Search the material for "left" and show all lines that contain it.

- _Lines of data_
Start

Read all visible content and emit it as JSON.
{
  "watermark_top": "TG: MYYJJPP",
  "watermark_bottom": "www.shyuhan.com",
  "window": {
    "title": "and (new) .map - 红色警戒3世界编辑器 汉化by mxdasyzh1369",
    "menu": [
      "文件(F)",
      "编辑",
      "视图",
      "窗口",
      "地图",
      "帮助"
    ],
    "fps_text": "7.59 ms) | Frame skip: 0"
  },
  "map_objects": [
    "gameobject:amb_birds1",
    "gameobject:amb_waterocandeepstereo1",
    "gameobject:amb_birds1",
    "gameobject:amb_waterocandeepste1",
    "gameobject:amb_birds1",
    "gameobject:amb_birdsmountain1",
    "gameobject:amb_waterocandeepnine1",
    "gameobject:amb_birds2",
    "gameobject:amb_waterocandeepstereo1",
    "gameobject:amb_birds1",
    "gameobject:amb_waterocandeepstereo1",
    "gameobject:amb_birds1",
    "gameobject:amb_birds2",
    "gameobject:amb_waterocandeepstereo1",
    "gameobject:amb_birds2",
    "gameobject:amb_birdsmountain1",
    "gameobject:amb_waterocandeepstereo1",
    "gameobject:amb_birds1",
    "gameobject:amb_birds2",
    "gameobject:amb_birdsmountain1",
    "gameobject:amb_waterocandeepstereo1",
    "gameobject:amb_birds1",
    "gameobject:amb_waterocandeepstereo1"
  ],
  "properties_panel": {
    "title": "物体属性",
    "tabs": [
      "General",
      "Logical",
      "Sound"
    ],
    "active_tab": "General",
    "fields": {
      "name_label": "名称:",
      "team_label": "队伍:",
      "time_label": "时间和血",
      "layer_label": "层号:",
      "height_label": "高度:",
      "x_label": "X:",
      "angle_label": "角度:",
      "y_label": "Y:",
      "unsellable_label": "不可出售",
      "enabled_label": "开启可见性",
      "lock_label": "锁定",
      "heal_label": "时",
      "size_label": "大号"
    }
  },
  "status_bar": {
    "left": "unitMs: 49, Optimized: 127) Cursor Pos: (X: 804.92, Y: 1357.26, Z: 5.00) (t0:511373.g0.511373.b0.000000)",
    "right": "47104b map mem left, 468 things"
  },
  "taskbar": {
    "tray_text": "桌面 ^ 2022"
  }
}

End

- _WORKED ANSWER_
    "left": "unitMs: 49, Optimized: 127) Cursor Pos: (X: 804.92, Y: 1357.26, Z: 5.00) (t0:511373.g0.511373.b0.000000)",
    "right": "47104b map mem left, 468 things"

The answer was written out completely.